Data for this exercise -
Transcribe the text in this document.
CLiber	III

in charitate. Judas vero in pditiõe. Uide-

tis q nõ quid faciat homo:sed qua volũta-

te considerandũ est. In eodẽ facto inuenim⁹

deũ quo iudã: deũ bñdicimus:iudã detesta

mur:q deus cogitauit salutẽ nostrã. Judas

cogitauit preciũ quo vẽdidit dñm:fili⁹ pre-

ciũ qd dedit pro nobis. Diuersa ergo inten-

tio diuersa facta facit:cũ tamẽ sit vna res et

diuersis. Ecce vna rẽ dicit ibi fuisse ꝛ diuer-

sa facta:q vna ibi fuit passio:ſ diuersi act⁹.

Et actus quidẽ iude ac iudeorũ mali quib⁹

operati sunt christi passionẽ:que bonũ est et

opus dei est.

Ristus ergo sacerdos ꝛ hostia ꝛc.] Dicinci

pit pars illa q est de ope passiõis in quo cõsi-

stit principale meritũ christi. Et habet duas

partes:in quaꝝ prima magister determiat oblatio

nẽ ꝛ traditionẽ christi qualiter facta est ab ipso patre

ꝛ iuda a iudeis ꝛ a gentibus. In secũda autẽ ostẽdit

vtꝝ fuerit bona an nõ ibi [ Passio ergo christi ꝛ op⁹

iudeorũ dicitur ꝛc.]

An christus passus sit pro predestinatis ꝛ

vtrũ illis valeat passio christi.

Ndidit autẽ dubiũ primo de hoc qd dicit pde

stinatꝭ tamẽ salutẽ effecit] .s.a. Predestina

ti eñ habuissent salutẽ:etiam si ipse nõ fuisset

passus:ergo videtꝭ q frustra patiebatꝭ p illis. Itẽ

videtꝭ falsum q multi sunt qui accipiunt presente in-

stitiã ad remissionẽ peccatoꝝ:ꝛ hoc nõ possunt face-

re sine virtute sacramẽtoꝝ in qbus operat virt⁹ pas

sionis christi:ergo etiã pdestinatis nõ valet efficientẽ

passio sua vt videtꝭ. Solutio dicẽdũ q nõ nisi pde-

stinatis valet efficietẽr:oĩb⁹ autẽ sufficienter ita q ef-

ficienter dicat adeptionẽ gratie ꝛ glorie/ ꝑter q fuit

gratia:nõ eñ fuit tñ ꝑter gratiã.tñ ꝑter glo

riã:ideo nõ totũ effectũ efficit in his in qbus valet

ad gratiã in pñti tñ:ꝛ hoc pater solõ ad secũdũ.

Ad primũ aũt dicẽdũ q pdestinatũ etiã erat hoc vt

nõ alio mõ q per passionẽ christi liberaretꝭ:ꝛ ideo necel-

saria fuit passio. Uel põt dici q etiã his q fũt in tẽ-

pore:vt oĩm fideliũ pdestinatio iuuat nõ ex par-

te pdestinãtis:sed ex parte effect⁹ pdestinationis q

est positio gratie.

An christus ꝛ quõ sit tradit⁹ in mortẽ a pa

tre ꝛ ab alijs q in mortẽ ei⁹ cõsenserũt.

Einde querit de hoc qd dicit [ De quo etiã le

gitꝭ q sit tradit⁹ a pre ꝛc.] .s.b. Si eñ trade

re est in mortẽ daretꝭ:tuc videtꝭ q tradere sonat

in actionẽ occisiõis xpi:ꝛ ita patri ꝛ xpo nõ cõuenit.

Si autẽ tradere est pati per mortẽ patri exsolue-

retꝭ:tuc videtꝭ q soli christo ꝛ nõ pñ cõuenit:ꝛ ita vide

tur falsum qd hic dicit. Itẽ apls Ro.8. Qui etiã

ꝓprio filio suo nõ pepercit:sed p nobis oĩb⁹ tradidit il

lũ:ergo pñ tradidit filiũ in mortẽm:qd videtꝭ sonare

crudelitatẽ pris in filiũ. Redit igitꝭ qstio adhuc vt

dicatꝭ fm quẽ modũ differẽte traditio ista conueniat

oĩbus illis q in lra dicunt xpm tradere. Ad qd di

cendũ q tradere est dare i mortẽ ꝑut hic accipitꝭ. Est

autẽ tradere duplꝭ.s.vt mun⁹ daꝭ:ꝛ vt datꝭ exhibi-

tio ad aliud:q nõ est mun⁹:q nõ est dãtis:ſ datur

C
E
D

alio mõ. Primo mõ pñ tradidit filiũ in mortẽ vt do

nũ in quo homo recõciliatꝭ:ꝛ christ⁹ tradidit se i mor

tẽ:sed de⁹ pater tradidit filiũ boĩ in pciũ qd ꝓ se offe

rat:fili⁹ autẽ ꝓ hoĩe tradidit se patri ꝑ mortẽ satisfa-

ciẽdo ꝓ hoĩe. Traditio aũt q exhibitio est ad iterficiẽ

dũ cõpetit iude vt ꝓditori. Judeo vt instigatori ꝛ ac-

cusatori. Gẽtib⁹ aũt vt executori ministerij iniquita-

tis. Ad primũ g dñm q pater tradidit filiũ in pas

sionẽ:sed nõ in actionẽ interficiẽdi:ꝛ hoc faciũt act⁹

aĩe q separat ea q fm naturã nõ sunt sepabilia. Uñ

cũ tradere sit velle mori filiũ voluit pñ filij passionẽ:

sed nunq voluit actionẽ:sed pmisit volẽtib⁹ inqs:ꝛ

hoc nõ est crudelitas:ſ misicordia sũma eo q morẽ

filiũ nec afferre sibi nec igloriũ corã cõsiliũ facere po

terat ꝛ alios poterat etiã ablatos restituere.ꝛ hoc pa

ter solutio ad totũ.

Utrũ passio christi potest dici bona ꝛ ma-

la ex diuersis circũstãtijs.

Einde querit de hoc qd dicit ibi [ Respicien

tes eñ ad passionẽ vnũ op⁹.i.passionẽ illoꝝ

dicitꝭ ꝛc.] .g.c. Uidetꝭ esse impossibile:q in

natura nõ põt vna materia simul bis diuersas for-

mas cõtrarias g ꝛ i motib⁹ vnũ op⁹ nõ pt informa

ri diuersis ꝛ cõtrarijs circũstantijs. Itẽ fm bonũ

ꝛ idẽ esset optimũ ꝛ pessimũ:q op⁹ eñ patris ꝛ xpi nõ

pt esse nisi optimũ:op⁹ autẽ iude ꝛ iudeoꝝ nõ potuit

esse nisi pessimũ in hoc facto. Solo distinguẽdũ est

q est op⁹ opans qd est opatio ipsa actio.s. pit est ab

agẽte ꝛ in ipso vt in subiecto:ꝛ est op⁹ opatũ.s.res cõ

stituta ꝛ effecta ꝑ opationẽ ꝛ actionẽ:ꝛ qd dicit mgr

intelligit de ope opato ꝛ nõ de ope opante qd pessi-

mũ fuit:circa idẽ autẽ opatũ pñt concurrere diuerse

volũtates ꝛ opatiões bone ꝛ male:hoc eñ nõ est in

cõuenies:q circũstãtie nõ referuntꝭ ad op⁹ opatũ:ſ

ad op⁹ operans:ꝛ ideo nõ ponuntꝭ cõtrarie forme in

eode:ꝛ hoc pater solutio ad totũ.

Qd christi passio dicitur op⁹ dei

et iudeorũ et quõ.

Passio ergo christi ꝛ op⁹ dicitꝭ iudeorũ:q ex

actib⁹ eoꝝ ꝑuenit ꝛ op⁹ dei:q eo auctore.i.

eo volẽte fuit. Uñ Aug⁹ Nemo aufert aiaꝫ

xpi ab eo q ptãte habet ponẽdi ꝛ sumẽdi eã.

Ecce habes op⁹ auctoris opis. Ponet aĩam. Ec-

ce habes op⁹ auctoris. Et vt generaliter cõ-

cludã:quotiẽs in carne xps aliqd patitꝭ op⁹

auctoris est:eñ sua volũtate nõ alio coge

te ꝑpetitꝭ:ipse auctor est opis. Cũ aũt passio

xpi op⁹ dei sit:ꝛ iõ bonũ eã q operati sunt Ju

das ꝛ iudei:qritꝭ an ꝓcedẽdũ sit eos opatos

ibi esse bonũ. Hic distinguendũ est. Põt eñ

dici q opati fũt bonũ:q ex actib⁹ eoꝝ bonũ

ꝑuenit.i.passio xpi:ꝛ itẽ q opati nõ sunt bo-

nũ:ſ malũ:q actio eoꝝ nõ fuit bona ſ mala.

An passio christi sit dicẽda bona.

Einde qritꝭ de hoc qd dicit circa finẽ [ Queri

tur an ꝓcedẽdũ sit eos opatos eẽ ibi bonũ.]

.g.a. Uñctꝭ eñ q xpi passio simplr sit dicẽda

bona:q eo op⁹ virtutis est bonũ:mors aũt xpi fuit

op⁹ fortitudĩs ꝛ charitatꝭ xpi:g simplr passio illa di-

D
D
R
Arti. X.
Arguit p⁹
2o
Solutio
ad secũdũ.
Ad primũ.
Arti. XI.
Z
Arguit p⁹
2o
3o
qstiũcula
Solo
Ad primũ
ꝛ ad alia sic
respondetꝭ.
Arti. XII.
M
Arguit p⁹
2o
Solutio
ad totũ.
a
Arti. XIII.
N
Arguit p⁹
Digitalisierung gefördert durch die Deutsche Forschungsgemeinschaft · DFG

Challenge - Check each line in the records for the word "passus" and say how many have it, with nothing else.

Problem solution - 2